**EXERCISE DETAILS:**
Report how many lines in the records below contain the word "quay". Give only the number.
----
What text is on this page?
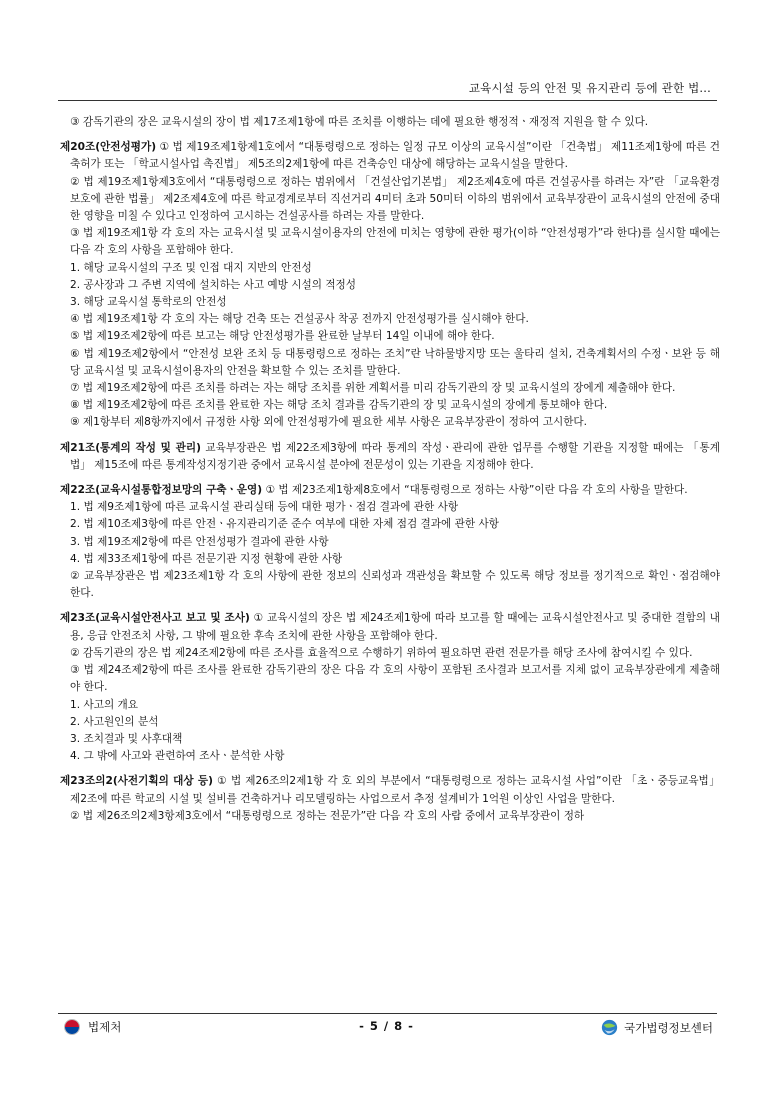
교육시설 등의 안전 및 유지관리 등에 관한 법...
③ 감독기관의 장은 교육시설의 장이 법 제17조제1항에 따른 조치를 이행하는 데에 필요한 행정적ㆍ재정적 지원을 할 수 있다.
제20조(안전성평가) ① 법 제19조제1항제1호에서 “대통령령으로 정하는 일정 규모 이상의 교육시설”이란 「건축법」 제11조제1항에 따른 건축허가 또는 「학교시설사업 촉진법」 제5조의2제1항에 따른 건축승인 대상에 해당하는 교육시설을 말한다.
② 법 제19조제1항제3호에서 “대통령령으로 정하는 범위에서 「건설산업기본법」 제2조제4호에 따른 건설공사를 하려는 자”란 「교육환경 보호에 관한 법률」 제2조제4호에 따른 학교경계로부터 직선거리 4미터 초과 50미터 이하의 범위에서 교육부장관이 교육시설의 안전에 중대한 영향을 미칠 수 있다고 인정하여 고시하는 건설공사를 하려는 자를 말한다.
③ 법 제19조제1항 각 호의 자는 교육시설 및 교육시설이용자의 안전에 미치는 영향에 관한 평가(이하 “안전성평가”라 한다)를 실시할 때에는 다음 각 호의 사항을 포함해야 한다.
1. 해당 교육시설의 구조 및 인접 대지 지반의 안전성
2. 공사장과 그 주변 지역에 설치하는 사고 예방 시설의 적정성
3. 해당 교육시설 통학로의 안전성
④ 법 제19조제1항 각 호의 자는 해당 건축 또는 건설공사 착공 전까지 안전성평가를 실시해야 한다.
⑤ 법 제19조제2항에 따른 보고는 해당 안전성평가를 완료한 날부터 14일 이내에 해야 한다.
⑥ 법 제19조제2항에서 “안전성 보완 조치 등 대통령령으로 정하는 조치”란 낙하물방지망 또는 울타리 설치, 건축계획서의 수정ㆍ보완 등 해당 교육시설 및 교육시설이용자의 안전을 확보할 수 있는 조치를 말한다.
⑦ 법 제19조제2항에 따른 조치를 하려는 자는 해당 조치를 위한 계획서를 미리 감독기관의 장 및 교육시설의 장에게 제출해야 한다.
⑧ 법 제19조제2항에 따른 조치를 완료한 자는 해당 조치 결과를 감독기관의 장 및 교육시설의 장에게 통보해야 한다.
⑨ 제1항부터 제8항까지에서 규정한 사항 외에 안전성평가에 필요한 세부 사항은 교육부장관이 정하여 고시한다.
제21조(통계의 작성 및 관리) 교육부장관은 법 제22조제3항에 따라 통계의 작성ㆍ관리에 관한 업무를 수행할 기관을 지정할 때에는 「통계법」 제15조에 따른 통계작성지정기관 중에서 교육시설 분야에 전문성이 있는 기관을 지정해야 한다.
제22조(교육시설통합정보망의 구축ㆍ운영) ① 법 제23조제1항제8호에서 “대통령령으로 정하는 사항”이란 다음 각 호의 사항을 말한다.
1. 법 제9조제1항에 따른 교육시설 관리실태 등에 대한 평가ㆍ점검 결과에 관한 사항
2. 법 제10조제3항에 따른 안전ㆍ유지관리기준 준수 여부에 대한 자체 점검 결과에 관한 사항
3. 법 제19조제2항에 따른 안전성평가 결과에 관한 사항
4. 법 제33조제1항에 따른 전문기관 지정 현황에 관한 사항
② 교육부장관은 법 제23조제1항 각 호의 사항에 관한 정보의 신뢰성과 객관성을 확보할 수 있도록 해당 정보를 정기적으로 확인ㆍ점검해야 한다.
제23조(교육시설안전사고 보고 및 조사) ① 교육시설의 장은 법 제24조제1항에 따라 보고를 할 때에는 교육시설안전사고 및 중대한 결함의 내용, 응급 안전조치 사항, 그 밖에 필요한 후속 조치에 관한 사항을 포함해야 한다.
② 감독기관의 장은 법 제24조제2항에 따른 조사를 효율적으로 수행하기 위하여 필요하면 관련 전문가를 해당 조사에 참여시킬 수 있다.
③ 법 제24조제2항에 따른 조사를 완료한 감독기관의 장은 다음 각 호의 사항이 포함된 조사결과 보고서를 지체 없이 교육부장관에게 제출해야 한다.
1. 사고의 개요
2. 사고원인의 분석
3. 조치결과 및 사후대책
4. 그 밖에 사고와 관련하여 조사ㆍ분석한 사항
제23조의2(사전기획의 대상 등) ① 법 제26조의2제1항 각 호 외의 부분에서 “대통령령으로 정하는 교육시설 사업”이란 「초ㆍ중등교육법」 제2조에 따른 학교의 시설 및 설비를 건축하거나 리모델링하는 사업으로서 추정 설계비가 1억원 이상인 사업을 말한다.
② 법 제26조의2제3항제3호에서 “대통령령으로 정하는 전문가”란 다음 각 호의 사람 중에서 교육부장관이 정하
법제처	- 5 / 8 -	국가법령정보센터
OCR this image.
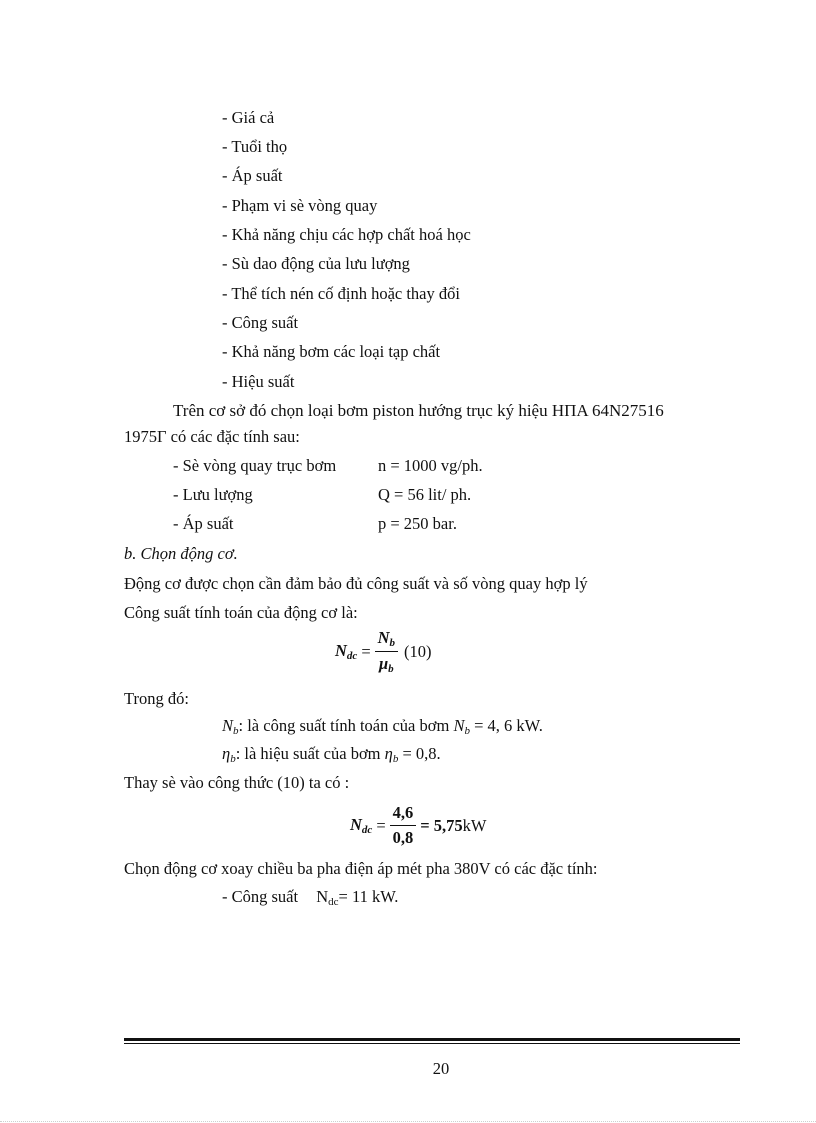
- Giá cả
- Tuổi thọ
- Áp suất
- Phạm vi sè vòng quay
- Khả năng chịu các hợp chất hoá học
- Sù dao động của lưu lượng
- Thể tích nén cố định hoặc thay đổi
- Công suất
- Khả năng bơm các loại tạp chất
- Hiệu suất
Trên cơ sở đó chọn loại bơm piston hướng trục ký hiệu HПA 64N27516
1975Г có các đặc tính sau:
- Sè vòng quay trục bơm	n = 1000 vg/ph.
- Lưu lượng	Q = 56 lit/ ph.
- Áp suất	p = 250 bar.
b. Chọn động cơ.
Động cơ được chọn cần đảm bảo đủ công suất và số vòng quay hợp lý
Công suất tính toán của động cơ là:
$N_{dc} = \frac{N_b}{\mu_b} (10)$
Trong đó:
$N_b$: là công suất tính toán của bơm $N_b = 4$, 6 kW.
$\eta_b$: là hiệu suất của bơm $\eta_b = 0,8$.
Thay sè vào công thức (10) ta có :
$N_{dc} = \frac{4,6}{0,8} = 5,75$ kW
Chọn động cơ xoay chiều ba pha điện áp mét pha 380V có các đặc tính:
- Công suất $N_{dc}= 11$ kW.
20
----
**RESPONSE TO THIS EXERCISE:**
3